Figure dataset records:

-- -- --

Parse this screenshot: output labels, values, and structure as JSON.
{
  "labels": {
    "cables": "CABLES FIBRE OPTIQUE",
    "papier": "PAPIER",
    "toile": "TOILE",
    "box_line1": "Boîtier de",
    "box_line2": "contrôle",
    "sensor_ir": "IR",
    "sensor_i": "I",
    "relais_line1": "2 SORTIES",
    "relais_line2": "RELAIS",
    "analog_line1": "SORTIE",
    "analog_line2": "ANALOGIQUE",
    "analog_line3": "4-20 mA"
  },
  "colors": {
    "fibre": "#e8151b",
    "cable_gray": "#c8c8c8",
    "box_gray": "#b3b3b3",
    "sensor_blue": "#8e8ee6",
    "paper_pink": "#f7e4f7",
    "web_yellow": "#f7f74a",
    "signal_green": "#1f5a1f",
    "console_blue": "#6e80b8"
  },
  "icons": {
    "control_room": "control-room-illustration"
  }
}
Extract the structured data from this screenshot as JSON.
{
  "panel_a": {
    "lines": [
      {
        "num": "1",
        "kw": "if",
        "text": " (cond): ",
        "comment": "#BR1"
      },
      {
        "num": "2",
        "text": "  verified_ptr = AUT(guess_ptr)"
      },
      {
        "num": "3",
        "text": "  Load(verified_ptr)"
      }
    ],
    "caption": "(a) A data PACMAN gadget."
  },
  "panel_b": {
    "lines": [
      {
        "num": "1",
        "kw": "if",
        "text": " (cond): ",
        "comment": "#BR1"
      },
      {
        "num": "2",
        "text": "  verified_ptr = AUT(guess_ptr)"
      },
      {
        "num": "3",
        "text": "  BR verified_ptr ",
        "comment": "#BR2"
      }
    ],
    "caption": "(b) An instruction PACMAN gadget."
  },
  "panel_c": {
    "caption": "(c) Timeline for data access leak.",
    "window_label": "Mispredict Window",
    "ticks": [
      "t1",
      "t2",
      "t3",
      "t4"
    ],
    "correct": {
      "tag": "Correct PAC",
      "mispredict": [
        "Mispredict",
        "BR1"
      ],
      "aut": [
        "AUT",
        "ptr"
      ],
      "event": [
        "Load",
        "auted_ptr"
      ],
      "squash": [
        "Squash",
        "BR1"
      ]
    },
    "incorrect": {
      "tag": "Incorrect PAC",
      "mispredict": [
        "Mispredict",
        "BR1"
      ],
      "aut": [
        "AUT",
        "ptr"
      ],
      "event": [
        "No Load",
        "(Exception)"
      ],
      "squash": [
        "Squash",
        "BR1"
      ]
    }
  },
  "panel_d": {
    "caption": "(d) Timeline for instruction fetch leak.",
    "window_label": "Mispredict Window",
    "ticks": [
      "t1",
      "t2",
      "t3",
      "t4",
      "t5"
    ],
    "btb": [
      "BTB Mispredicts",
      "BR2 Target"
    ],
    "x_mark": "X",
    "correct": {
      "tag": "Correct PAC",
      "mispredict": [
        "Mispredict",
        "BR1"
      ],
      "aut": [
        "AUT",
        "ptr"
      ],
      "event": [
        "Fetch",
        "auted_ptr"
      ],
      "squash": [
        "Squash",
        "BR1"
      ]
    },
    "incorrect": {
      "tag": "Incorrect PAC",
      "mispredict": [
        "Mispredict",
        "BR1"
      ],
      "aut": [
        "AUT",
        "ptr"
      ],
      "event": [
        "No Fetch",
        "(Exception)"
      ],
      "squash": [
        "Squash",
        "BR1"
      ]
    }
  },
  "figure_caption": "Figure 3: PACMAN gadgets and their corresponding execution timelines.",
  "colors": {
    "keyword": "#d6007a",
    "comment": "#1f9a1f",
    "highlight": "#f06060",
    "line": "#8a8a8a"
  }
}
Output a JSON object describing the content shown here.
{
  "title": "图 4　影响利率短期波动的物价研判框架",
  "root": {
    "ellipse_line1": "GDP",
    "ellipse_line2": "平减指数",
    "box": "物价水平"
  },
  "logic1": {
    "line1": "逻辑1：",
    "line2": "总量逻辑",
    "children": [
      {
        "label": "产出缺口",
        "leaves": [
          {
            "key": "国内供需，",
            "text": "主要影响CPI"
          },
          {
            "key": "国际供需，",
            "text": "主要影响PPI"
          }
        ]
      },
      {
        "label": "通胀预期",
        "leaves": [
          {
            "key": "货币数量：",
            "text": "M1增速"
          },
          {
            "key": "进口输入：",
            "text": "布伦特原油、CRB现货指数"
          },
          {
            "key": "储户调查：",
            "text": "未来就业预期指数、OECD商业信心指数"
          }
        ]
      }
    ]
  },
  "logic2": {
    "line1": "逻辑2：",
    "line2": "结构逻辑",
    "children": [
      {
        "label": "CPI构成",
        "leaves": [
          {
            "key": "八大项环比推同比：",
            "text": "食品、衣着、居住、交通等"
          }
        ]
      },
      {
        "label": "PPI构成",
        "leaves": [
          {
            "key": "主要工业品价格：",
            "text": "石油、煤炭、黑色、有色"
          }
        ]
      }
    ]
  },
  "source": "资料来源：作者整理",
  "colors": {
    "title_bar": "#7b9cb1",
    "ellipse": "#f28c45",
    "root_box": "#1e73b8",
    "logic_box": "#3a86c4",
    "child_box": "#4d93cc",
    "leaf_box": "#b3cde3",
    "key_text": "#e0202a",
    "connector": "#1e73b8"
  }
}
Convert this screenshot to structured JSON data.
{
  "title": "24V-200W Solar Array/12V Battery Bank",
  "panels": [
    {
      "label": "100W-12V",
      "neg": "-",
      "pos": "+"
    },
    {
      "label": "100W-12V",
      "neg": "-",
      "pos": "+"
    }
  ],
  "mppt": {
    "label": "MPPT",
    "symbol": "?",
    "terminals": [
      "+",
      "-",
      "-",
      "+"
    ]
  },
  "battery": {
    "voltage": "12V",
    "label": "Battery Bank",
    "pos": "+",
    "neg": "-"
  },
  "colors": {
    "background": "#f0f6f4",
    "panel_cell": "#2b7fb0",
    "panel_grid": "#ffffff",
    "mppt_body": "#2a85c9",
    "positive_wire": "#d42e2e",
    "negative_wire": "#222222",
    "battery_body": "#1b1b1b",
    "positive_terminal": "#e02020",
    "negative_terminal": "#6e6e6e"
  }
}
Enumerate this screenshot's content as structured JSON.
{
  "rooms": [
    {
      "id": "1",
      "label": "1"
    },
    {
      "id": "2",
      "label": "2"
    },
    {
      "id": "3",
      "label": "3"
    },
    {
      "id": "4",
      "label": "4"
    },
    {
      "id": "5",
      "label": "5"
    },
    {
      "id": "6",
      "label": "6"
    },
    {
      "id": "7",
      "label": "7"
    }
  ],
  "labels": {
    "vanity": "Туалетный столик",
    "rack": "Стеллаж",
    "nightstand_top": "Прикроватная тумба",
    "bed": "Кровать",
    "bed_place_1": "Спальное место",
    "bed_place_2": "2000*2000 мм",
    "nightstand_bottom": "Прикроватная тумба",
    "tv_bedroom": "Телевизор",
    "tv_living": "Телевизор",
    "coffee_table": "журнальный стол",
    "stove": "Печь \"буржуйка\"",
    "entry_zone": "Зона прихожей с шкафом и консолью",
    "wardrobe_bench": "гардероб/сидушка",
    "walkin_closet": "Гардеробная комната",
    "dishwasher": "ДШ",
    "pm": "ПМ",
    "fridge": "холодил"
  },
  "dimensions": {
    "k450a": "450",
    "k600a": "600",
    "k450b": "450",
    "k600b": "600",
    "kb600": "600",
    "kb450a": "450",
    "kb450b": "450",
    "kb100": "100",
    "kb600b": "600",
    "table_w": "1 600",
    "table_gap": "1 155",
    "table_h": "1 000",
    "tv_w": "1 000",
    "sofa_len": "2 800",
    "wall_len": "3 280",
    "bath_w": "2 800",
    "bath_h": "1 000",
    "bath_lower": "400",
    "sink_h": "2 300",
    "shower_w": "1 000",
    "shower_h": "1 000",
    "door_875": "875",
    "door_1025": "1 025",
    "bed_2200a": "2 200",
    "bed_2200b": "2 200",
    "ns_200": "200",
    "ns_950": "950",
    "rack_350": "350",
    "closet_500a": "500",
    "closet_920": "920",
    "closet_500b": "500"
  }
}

-- -- --

- Aim of the exercise
List each line holding the string "structured".

- Final result
Extract the structured data from this screenshot as JSON.
Convert this screenshot to structured JSON data.
Enumerate this screenshot's content as structured JSON.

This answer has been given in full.